(Exercise description): Nothing should be left out: output all of the entries exactly.

(Supplied material):
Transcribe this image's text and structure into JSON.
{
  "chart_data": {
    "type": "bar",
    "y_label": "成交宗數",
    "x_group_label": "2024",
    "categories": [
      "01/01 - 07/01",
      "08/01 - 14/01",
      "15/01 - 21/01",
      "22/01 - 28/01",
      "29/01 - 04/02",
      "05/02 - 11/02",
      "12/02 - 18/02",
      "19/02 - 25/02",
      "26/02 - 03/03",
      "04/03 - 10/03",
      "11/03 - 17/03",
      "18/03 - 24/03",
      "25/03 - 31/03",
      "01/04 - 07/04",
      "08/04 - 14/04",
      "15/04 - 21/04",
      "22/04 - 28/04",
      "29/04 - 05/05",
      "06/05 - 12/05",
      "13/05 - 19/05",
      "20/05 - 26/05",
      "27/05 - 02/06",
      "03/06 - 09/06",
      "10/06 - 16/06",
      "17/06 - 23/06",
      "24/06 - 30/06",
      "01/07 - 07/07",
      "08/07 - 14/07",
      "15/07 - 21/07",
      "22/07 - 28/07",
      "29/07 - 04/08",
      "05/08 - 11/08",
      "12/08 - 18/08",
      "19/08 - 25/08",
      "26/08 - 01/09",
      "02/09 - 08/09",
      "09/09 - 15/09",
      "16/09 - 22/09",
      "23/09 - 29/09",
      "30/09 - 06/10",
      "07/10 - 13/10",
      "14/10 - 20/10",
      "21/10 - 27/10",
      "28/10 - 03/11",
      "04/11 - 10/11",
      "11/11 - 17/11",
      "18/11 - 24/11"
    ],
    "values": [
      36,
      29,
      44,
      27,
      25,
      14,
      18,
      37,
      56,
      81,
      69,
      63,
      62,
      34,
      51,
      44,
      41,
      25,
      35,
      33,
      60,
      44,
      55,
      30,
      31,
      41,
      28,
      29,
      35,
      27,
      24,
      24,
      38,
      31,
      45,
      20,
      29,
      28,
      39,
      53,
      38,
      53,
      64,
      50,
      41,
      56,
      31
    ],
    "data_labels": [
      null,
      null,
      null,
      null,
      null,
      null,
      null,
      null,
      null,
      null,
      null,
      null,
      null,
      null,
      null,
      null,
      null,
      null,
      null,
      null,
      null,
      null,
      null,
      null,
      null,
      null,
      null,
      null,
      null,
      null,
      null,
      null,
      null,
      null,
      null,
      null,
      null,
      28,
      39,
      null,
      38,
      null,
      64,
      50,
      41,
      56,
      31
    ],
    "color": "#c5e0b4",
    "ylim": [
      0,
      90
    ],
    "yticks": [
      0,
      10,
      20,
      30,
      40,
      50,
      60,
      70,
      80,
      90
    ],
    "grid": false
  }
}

(Exercise response):
Transcribe this image's text and structure into JSON.
{
  "chart_data": {
    "type": "bar",
    "y_label": "成交宗數",
    "x_group_label": "2024",
    "categories": [
      "01/01 - 07/01",
      "08/01 - 14/01",
      "15/01 - 21/01",
      "22/01 - 28/01",
      "29/01 - 04/02",
      "05/02 - 11/02",
      "12/02 - 18/02",
      "19/02 - 25/02",
      "26/02 - 03/03",
      "04/03 - 10/03",
      "11/03 - 17/03",
      "18/03 - 24/03",
      "25/03 - 31/03",
      "01/04 - 07/04",
      "08/04 - 14/04",
      "15/04 - 21/04",
      "22/04 - 28/04",
      "29/04 - 05/05",
      "06/05 - 12/05",
      "13/05 - 19/05",
      "20/05 - 26/05",
      "27/05 - 02/06",
      "03/06 - 09/06",
      "10/06 - 16/06",
      "17/06 - 23/06",
      "24/06 - 30/06",
      "01/07 - 07/07",
      "08/07 - 14/07",
      "15/07 - 21/07",
      "22/07 - 28/07",
      "29/07 - 04/08",
      "05/08 - 11/08",
      "12/08 - 18/08",
      "19/08 - 25/08",
      "26/08 - 01/09",
      "02/09 - 08/09",
      "09/09 - 15/09",
      "16/09 - 22/09",
      "23/09 - 29/09",
      "30/09 - 06/10",
      "07/10 - 13/10",
      "14/10 - 20/10",
      "21/10 - 27/10",
      "28/10 - 03/11",
      "04/11 - 10/11",
      "11/11 - 17/11",
      "18/11 - 24/11"
    ],
    "values": [
      36,
      29,
      44,
      27,
      25,
      14,
      18,
      37,
      56,
      81,
      69,
      63,
      62,
      34,
      51,
      44,
      41,
      25,
      35,
      33,
      60,
      44,
      55,
      30,
      31,
      41,
      28,
      29,
      35,
      27,
      24,
      24,
      38,
      31,
      45,
      20,
      29,
      28,
      39,
      53,
      38,
      53,
      64,
      50,
      41,
      56,
      31
    ],
    "data_labels": [
      null,
      null,
      null,
      null,
      null,
      null,
      null,
      null,
      null,
      null,
      null,
      null,
      null,
      null,
      null,
      null,
      null,
      null,
      null,
      null,
      null,
      null,
      null,
      null,
      null,
      null,
      null,
      null,
      null,
      null,
      null,
      null,
      null,
      null,
      null,
      null,
      null,
      28,
      39,
      null,
      38,
      null,
      64,
      50,
      41,
      56,
      31
    ],
    "color": "#c5e0b4",
    "ylim": [
      0,
      90
    ],
    "yticks": [
      0,
      10,
      20,
      30,
      40,
      50,
      60,
      70,
      80,
      90
    ],
    "grid": false
  }
}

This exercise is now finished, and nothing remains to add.